* **DESCRIPTION OF THE TASK**: Show every line that has the string "label" in it.
## begin
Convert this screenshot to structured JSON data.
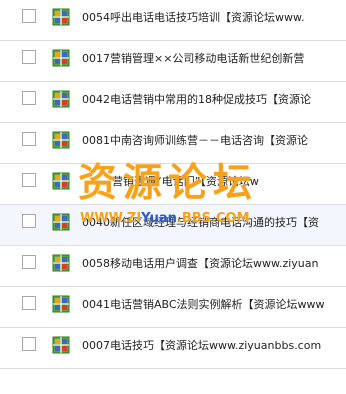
{
  "list": {
    "items": [
      {
        "label": "0054呼出电话电话技巧培训【资源论坛www.",
        "icon": "archive-file-icon"
      },
      {
        "label": "0017营销管理××公司移动电话新世纪创新营",
        "icon": "archive-file-icon"
      },
      {
        "label": "0042电话营销中常用的18种促成技巧【资源论",
        "icon": "archive-file-icon"
      },
      {
        "label": "0081中南咨询师训练营－－电话咨询【资源论",
        "icon": "archive-file-icon"
      },
      {
        "label": "营销遭遇“电话门”【资源论坛w",
        "icon": "archive-file-icon"
      },
      {
        "label": "0040新任区域经理与经销商电话沟通的技巧【资",
        "icon": "archive-file-icon",
        "hover": true
      },
      {
        "label": "0058移动电话用户调查【资源论坛www.ziyuan",
        "icon": "archive-file-icon"
      },
      {
        "label": "0041电话营销ABC法则实例解析【资源论坛www",
        "icon": "archive-file-icon"
      },
      {
        "label": "0007电话技巧【资源论坛www.ziyuanbbs.com",
        "icon": "archive-file-icon"
      }
    ]
  },
  "watermark": {
    "title": "资源论坛",
    "url_prefix": "WWW.ZI",
    "url_accent": "Yuan",
    "url_suffix": ".BBS.COM"
  },
  "colors": {
    "watermark_orange": "#f7a21a",
    "watermark_blue": "#2c58c8",
    "row_border": "#dcdcdc",
    "hover_bg": "#f3f7fd",
    "icon_green": "#5aa63a",
    "icon_orange": "#f0a21d",
    "icon_blue": "#3f67c8",
    "icon_red": "#d93b2f"
  }
}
## end
* **EXERCISE SOLUTION**:
        "label": "0054呼出电话电话技巧培训【资源论坛www.",
        "label": "0017营销管理××公司移动电话新世纪创新营",
        "label": "0042电话营销中常用的18种促成技巧【资源论",
        "label": "0081中南咨询师训练营－－电话咨询【资源论",
        "label": "营销遭遇“电话门”【资源论坛w",
        "label": "0040新任区域经理与经销商电话沟通的技巧【资",
        "label": "0058移动电话用户调查【资源论坛www.ziyuan",
        "label": "0041电话营销ABC法则实例解析【资源论坛www",
        "label": "0007电话技巧【资源论坛www.ziyuanbbs.com",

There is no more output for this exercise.